▶ Requirements: Go through the data below. List every line that holds the word "right".

▶ Data records:
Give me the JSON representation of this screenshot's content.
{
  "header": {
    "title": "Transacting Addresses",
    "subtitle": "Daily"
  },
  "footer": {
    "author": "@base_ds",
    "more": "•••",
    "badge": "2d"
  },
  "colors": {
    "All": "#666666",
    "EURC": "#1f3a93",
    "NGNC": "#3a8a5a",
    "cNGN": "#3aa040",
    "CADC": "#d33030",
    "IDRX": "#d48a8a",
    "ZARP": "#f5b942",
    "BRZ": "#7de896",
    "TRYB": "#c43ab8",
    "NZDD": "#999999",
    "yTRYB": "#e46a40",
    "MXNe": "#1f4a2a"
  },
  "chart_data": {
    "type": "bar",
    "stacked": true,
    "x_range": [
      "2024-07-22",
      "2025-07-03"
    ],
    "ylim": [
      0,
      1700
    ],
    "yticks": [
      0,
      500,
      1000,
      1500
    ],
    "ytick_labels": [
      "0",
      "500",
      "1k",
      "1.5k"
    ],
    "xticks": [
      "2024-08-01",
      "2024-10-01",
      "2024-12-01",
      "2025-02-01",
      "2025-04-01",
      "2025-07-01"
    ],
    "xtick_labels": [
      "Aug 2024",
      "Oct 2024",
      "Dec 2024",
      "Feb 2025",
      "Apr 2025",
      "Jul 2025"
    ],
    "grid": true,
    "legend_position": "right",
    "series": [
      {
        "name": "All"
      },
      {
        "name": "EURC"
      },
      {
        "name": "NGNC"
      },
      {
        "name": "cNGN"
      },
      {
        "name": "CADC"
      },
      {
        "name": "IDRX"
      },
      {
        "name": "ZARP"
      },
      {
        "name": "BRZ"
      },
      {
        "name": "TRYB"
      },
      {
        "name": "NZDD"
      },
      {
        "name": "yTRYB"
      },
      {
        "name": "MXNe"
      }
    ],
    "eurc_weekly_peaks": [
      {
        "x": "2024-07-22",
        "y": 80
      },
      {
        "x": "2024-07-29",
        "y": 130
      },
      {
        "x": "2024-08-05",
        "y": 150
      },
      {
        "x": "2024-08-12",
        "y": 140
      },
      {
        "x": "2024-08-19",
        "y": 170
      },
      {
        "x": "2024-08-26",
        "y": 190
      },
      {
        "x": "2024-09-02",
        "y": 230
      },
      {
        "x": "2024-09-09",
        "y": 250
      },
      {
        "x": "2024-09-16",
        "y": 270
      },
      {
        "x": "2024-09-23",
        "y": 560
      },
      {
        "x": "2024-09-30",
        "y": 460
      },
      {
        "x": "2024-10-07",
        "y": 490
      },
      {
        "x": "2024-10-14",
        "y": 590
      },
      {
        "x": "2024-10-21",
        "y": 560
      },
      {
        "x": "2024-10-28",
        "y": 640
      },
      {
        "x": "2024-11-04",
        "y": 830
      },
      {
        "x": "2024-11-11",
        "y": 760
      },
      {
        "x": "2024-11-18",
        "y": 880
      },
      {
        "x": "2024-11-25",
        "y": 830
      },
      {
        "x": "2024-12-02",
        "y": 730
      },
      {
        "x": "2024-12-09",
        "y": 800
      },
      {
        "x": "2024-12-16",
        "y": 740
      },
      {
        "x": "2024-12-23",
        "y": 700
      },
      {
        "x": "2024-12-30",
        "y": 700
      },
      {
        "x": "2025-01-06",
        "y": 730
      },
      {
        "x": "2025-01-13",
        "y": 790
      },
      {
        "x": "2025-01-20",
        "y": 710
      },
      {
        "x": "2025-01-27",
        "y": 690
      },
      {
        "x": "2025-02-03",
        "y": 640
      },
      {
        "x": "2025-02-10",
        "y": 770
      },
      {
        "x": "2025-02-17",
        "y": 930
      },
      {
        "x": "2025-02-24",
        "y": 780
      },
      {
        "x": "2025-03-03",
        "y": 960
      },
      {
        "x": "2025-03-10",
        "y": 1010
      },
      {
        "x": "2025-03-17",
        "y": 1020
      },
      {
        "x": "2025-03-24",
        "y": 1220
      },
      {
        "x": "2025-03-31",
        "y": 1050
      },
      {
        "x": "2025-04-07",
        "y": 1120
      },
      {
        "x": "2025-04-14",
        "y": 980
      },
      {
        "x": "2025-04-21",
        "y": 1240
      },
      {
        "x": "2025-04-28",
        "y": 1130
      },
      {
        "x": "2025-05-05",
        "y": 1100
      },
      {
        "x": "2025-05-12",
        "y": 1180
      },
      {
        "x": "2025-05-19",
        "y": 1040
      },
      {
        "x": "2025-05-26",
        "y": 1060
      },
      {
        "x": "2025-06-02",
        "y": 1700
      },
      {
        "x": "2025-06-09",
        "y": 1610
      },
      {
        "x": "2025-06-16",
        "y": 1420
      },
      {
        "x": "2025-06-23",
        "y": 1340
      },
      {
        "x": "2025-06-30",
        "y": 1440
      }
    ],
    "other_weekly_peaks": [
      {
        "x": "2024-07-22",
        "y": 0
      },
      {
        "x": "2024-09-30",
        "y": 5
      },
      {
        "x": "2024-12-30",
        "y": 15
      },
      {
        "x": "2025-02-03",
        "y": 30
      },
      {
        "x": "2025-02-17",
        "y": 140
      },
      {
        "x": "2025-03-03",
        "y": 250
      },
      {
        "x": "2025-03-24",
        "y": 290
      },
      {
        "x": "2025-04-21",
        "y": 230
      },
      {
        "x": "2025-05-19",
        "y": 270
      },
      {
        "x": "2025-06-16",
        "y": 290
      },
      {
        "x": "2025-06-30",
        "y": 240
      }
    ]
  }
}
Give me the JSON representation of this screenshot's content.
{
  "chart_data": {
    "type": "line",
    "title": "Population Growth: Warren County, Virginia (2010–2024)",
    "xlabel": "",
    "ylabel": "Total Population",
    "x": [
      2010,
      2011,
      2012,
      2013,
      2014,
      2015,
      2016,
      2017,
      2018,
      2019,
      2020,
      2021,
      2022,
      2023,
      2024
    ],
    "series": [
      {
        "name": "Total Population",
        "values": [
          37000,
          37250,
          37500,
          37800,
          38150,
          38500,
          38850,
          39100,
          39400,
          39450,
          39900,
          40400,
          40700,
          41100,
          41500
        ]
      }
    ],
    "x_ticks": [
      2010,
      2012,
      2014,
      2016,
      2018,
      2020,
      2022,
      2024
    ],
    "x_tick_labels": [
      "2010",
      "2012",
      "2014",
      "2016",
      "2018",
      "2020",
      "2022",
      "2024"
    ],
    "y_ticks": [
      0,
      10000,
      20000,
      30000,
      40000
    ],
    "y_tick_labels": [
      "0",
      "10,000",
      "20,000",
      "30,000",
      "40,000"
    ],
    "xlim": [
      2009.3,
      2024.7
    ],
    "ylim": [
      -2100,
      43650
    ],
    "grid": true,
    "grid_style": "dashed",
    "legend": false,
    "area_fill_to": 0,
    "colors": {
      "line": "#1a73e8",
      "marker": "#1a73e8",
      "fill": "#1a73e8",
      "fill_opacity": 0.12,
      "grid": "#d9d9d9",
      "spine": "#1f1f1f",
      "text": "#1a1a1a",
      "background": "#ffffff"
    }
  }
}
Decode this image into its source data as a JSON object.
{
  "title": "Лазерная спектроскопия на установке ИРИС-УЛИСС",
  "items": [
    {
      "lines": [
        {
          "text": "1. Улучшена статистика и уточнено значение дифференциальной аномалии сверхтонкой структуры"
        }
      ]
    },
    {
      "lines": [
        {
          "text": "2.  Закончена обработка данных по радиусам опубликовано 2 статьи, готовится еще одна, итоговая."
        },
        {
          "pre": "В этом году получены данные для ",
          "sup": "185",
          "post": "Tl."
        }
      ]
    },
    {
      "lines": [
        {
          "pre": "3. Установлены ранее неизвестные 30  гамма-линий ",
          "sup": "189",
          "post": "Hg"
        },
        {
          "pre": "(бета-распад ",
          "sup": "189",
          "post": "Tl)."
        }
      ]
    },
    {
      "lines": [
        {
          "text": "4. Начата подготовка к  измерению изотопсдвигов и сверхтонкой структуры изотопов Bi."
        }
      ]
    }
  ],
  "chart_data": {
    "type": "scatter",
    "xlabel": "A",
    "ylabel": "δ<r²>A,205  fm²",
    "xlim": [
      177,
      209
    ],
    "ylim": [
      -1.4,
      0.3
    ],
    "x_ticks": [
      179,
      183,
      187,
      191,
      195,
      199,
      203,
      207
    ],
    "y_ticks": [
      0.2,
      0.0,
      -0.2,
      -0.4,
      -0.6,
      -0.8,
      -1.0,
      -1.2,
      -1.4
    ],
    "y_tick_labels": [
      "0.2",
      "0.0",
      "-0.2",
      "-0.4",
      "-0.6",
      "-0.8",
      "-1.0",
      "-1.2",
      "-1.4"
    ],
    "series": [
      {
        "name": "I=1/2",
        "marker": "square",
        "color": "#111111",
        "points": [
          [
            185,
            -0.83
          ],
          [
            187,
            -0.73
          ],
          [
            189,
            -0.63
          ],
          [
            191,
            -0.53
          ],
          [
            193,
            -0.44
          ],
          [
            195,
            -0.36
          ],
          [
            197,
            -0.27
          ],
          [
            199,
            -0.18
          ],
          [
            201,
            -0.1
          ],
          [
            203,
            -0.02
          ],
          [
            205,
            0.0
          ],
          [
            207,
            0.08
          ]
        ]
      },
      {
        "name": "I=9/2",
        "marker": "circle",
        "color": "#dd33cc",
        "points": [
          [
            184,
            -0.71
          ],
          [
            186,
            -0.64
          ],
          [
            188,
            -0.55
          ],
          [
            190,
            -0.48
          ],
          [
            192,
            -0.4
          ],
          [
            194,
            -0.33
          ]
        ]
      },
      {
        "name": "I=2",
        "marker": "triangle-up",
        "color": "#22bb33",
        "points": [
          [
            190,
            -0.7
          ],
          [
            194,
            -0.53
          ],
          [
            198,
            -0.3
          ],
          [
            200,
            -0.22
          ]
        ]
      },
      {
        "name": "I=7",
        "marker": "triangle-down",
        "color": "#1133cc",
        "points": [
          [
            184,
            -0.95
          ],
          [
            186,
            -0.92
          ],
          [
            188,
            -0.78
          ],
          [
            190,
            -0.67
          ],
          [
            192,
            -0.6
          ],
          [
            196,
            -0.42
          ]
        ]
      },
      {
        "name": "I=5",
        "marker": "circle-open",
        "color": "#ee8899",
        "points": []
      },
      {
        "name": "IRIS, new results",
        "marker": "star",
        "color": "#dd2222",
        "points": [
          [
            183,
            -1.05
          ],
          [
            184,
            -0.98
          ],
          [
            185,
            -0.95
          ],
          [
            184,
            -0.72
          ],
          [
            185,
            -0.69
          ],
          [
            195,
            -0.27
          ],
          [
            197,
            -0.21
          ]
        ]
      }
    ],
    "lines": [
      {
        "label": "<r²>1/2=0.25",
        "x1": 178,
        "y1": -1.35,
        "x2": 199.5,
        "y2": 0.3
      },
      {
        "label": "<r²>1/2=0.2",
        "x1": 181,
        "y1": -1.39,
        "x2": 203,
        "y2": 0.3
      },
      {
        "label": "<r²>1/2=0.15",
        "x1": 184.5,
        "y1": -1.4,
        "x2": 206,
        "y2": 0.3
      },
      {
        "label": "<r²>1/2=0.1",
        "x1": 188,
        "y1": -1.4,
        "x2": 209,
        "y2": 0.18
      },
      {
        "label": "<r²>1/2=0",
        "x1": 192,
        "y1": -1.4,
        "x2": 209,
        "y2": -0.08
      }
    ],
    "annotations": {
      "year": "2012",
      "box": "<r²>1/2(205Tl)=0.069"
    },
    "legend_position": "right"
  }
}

▶ Solution to the problem:
    "legend_position": "right",
    "legend_position": "right"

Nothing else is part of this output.